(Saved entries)
__________
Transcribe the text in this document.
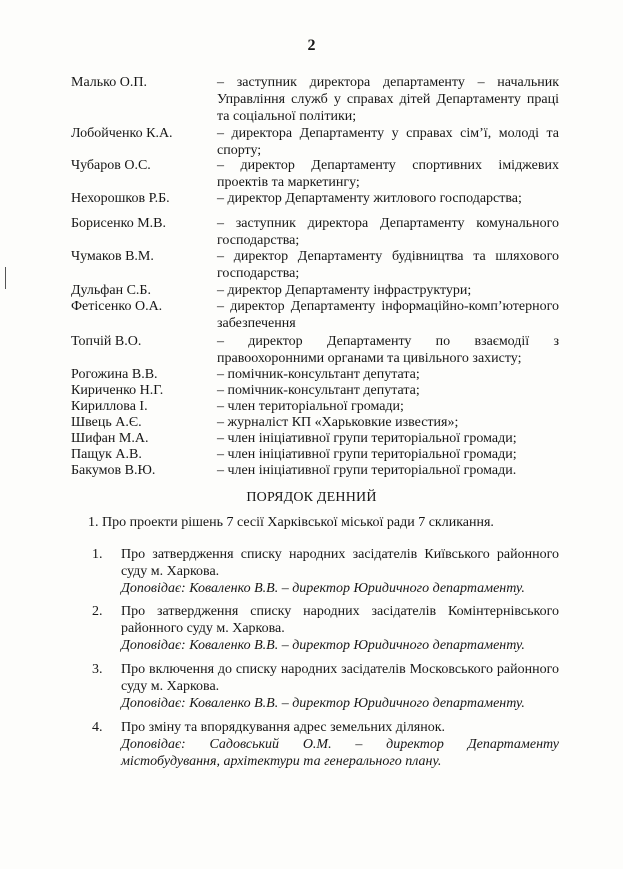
2
Малько О.П.	– заступник директора департаменту – начальник Управління служб у справах дітей Департаменту праці та соціальної політики;
Лобойченко К.А.	– директора Департаменту у справах сім’ї, молоді та спорту;
Чубаров О.С.	– директор Департаменту спортивних іміджевих проектів та маркетингу;
Нехорошков Р.Б.	– директор Департаменту житлового господарства;
Борисенко М.В.	– заступник директора Департаменту комунального господарства;
Чумаков В.М.	– директор Департаменту будівництва та шляхового господарства;
Дульфан С.Б.	– директор Департаменту інфраструктури;
Фетісенко О.А.	– директор Департаменту інформаційно-комп’ютерного забезпечення
Топчій В.О.	– директор Департаменту по взаємодії з правоохоронними органами та цивільного захисту;
Рогожина В.В.	– помічник-консультант депутата;
Кириченко Н.Г.	– помічник-консультант депутата;
Кириллова І.	– член територіальної громади;
Швець А.Є.	– журналіст КП «Харьковкие известия»;
Шифан М.А.	– член ініціативної групи територіальної громади;
Пащук А.В.	– член ініціативної групи територіальної громади;
Бакумов В.Ю.	– член ініціативної групи територіальної громади.
ПОРЯДОК ДЕННИЙ
1. Про проекти рішень 7 сесії Харківської міської ради 7 скликання.
1. Про затвердження списку народних засідателів Київського районного суду м. Харкова.
Доповідає: Коваленко В.В. – директор Юридичного департаменту.
2. Про затвердження списку народних засідателів Комінтернівського районного суду м. Харкова.
Доповідає: Коваленко В.В. – директор Юридичного департаменту.
3. Про включення до списку народних засідателів Московського районного суду м. Харкова.
Доповідає: Коваленко В.В. – директор Юридичного департаменту.
4. Про зміну та впорядкування адрес земельних ділянок.
Доповідає: Садовський О.М. – директор Департаменту містобудування, архітектури та генерального плану.
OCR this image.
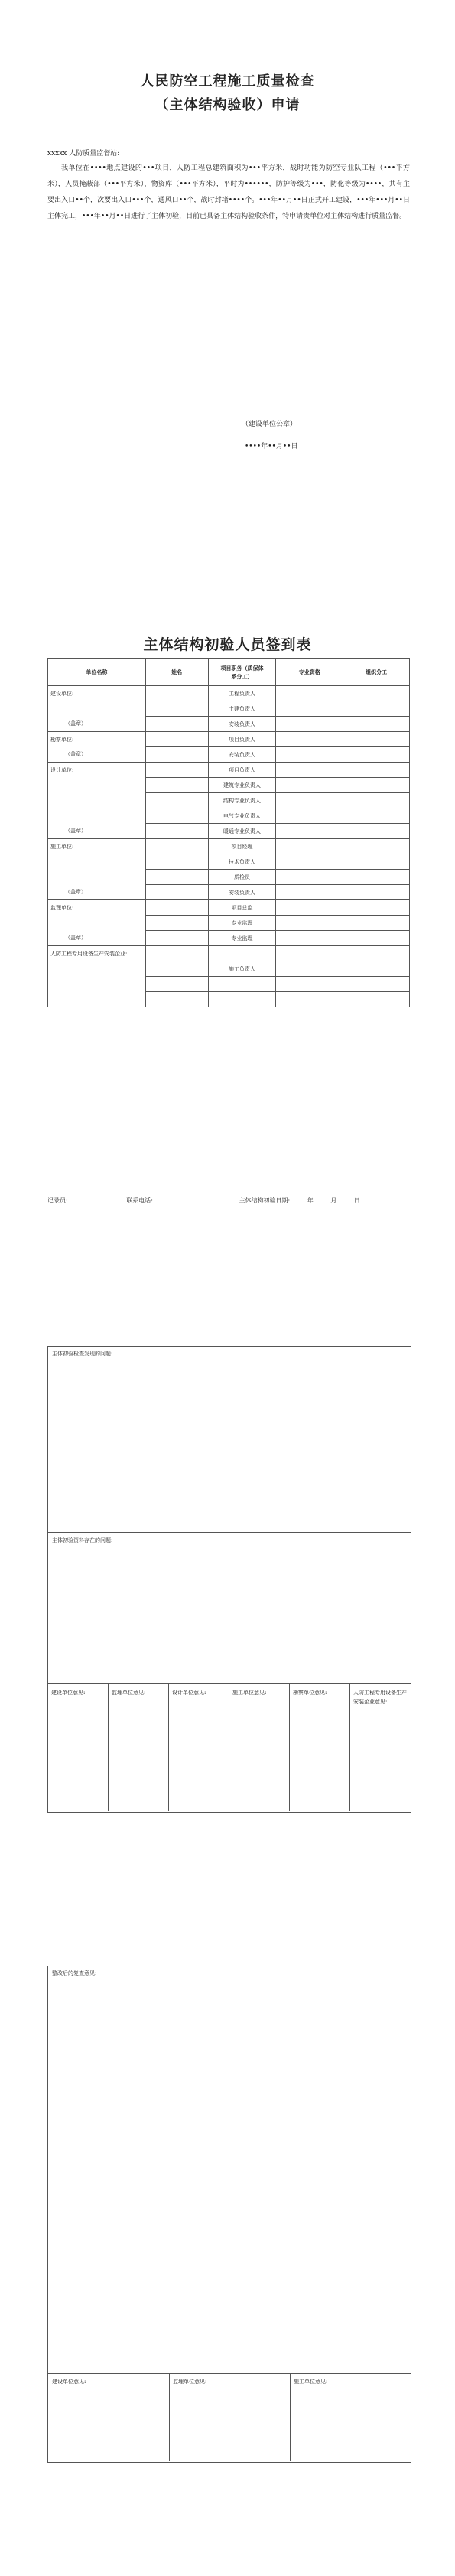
人民防空工程施工质量检查
（主体结构验收）申请
xxxxx 人防质量监督站:
我单位在••••地点建设的•••项目，人防工程总建筑面积为•••平方米，战时功能为防空专业队工程（•••平方米），人员掩蔽部（•••平方米），物资库（•••平方米），平时为••••••，防护等级为•••，防化等级为••••，共有主要出入口••个，次要出入口•••个，通风口••个，战时封堵••••个。•••年••月••日正式开工建设，•••年•••月••日主体完工，•••年••月••日进行了主体初验，目前已具备主体结构验收条件，特申请贵单位对主体结构进行质量监督。
（建设单位公章）
••••年••月••日
主体结构初验人员签到表
单位名称	姓名	项目职务（质保体系分工）	专业资格	组织分工

建设单位:
（盖章）		工程负责人		
		土建负责人		
		安装负责人		

勘察单位:
（盖章）		项目负责人		
		安装负责人		

设计单位:
（盖章）		项目负责人		
		建筑专业负责人		
		结构专业负责人		
		电气专业负责人		
		暖通专业负责人		

施工单位:
（盖章）		项目经理		
		技术负责人		
		质检员		
		安装负责人		

监理单位:
（盖章）		项目总监		
		专业监理		
		专业监理		

人防工程专用设备生产安装企业:				

		施工负责人		

记录员:	联系电话:	主体结构初验日期:	年	月	日
主体初验检查发现的问题:
主体初验资料存在的问题:
建设单位意见:	监理单位意见:	设计单位意见:	施工单位意见:	勘察单位意见:	人防工程专用设备生产安装企业意见:
整改后的复查意见:
建设单位意见:	监理单位意见:	施工单位意见:
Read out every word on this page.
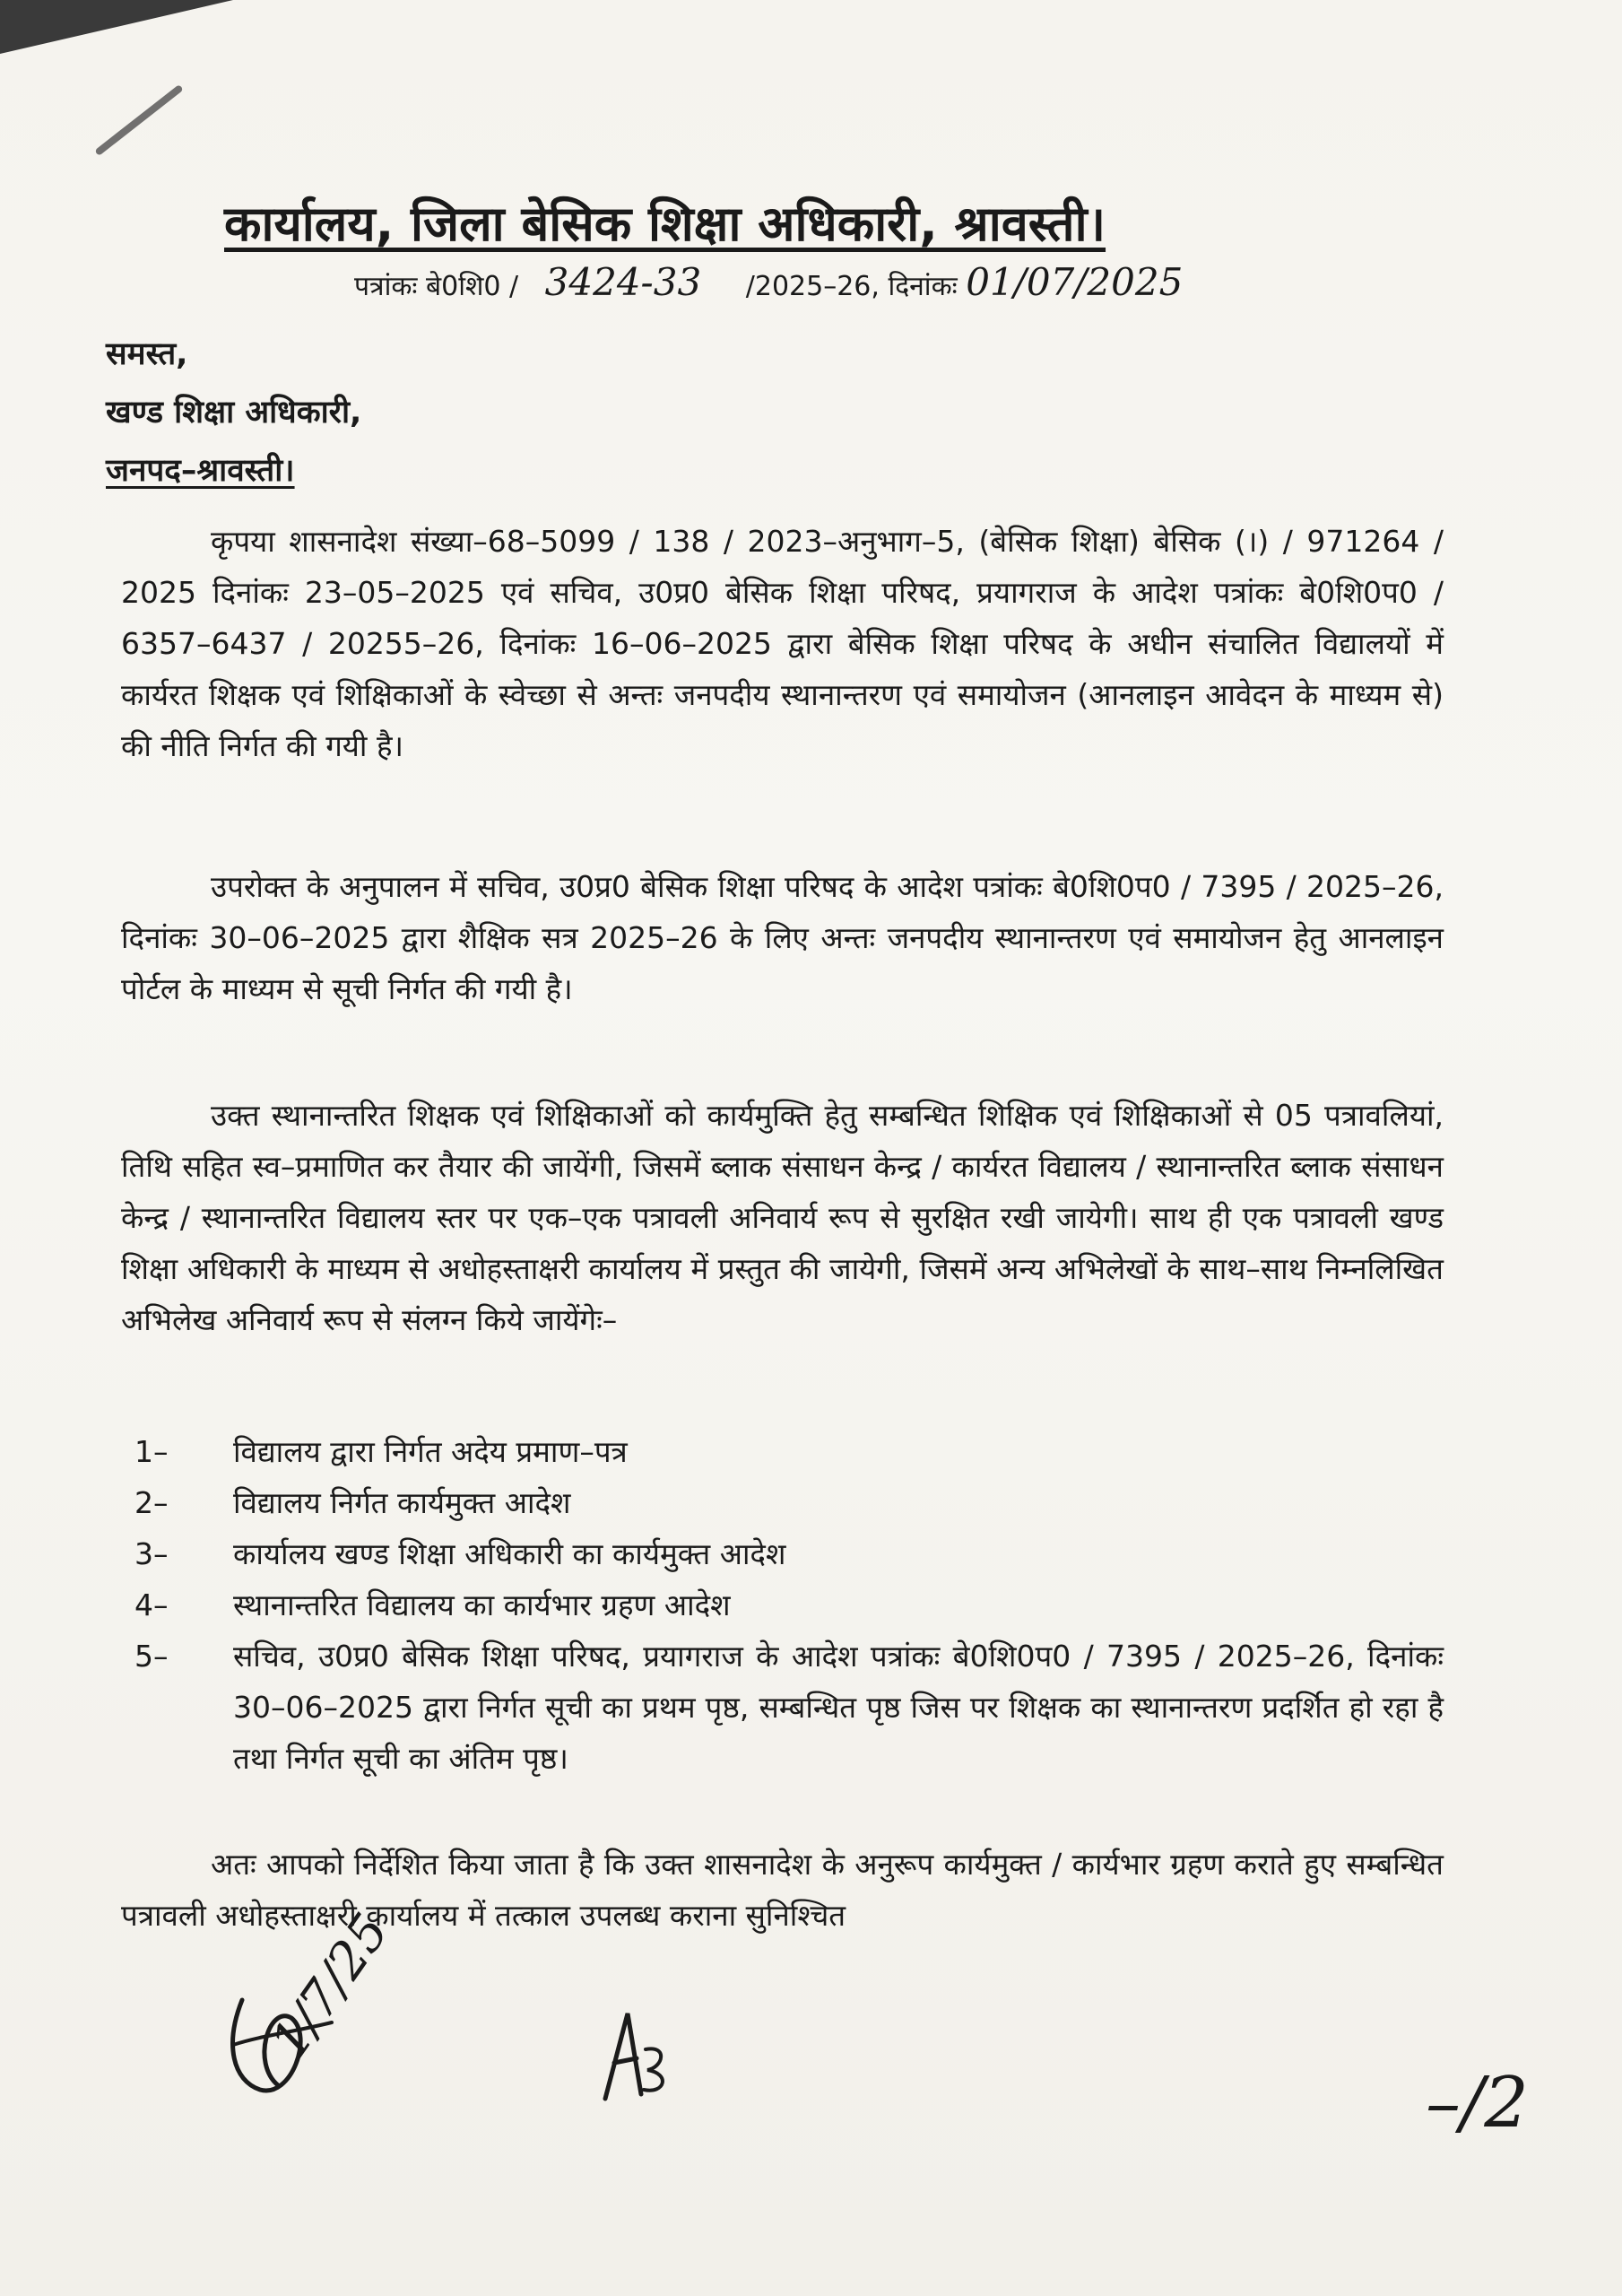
कार्यालय, जिला बेसिक शिक्षा अधिकारी, श्रावस्ती।
पत्रांकः बे0शि0 / 3424-33 /2025–26, दिनांकः 01/07/2025
समस्त,
खण्ड शिक्षा अधिकारी,
जनपद–श्रावस्ती।
कृपया शासनादेश संख्या–68–5099 / 138 / 2023–अनुभाग–5, (बेसिक शिक्षा) बेसिक (।) / 971264 / 2025 दिनांकः 23–05–2025 एवं सचिव, उ0प्र0 बेसिक शिक्षा परिषद, प्रयागराज के आदेश पत्रांकः बे0शि0प0 / 6357–6437 / 20255–26, दिनांकः 16–06–2025 द्वारा बेसिक शिक्षा परिषद के अधीन संचालित विद्यालयों में कार्यरत शिक्षक एवं शिक्षिकाओं के स्वेच्छा से अन्तः जनपदीय स्थानान्तरण एवं समायोजन (आनलाइन आवेदन के माध्यम से) की नीति निर्गत की गयी है।
उपरोक्त के अनुपालन में सचिव, उ0प्र0 बेसिक शिक्षा परिषद के आदेश पत्रांकः बे0शि0प0 / 7395 / 2025–26, दिनांकः 30–06–2025 द्वारा शैक्षिक सत्र 2025–26 के लिए अन्तः जनपदीय स्थानान्तरण एवं समायोजन हेतु आनलाइन पोर्टल के माध्यम से सूची निर्गत की गयी है।
उक्त स्थानान्तरित शिक्षक एवं शिक्षिकाओं को कार्यमुक्ति हेतु सम्बन्धित शिक्षिक एवं शिक्षिकाओं से 05 पत्रावलियां, तिथि सहित स्व–प्रमाणित कर तैयार की जायेंगी, जिसमें ब्लाक संसाधन केन्द्र / कार्यरत विद्यालय / स्थानान्तरित ब्लाक संसाधन केन्द्र / स्थानान्तरित विद्यालय स्तर पर एक–एक पत्रावली अनिवार्य रूप से सुरक्षित रखी जायेगी। साथ ही एक पत्रावली खण्ड शिक्षा अधिकारी के माध्यम से अधोहस्ताक्षरी कार्यालय में प्रस्तुत की जायेगी, जिसमें अन्य अभिलेखों के साथ–साथ निम्नलिखित अभिलेख अनिवार्य रूप से संलग्न किये जायेंगेः–
1–	विद्यालय द्वारा निर्गत अदेय प्रमाण–पत्र
2–	विद्यालय निर्गत कार्यमुक्त आदेश
3–	कार्यालय खण्ड शिक्षा अधिकारी का कार्यमुक्त आदेश
4–	स्थानान्तरित विद्यालय का कार्यभार ग्रहण आदेश
5–	सचिव, उ0प्र0 बेसिक शिक्षा परिषद, प्रयागराज के आदेश पत्रांकः बे0शि0प0 / 7395 / 2025–26, दिनांकः 30–06–2025 द्वारा निर्गत सूची का प्रथम पृष्ठ, सम्बन्धित पृष्ठ जिस पर शिक्षक का स्थानान्तरण प्रदर्शित हो रहा है तथा निर्गत सूची का अंतिम पृष्ठ।
अतः आपको निर्देशित किया जाता है कि उक्त शासनादेश के अनुरूप कार्यमुक्त / कार्यभार ग्रहण कराते हुए सम्बन्धित पत्रावली अधोहस्ताक्षरी कार्यालय में तत्काल उपलब्ध कराना सुनिश्चित
1/7/25
–/2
__________
Using the records above, list each line that includes "затвердження".

1. Про затвердження списку народних засідателів Київського районного суду м. Харкова.
2. Про затвердження списку народних засідателів Комінтернівського районного суду м. Харкова.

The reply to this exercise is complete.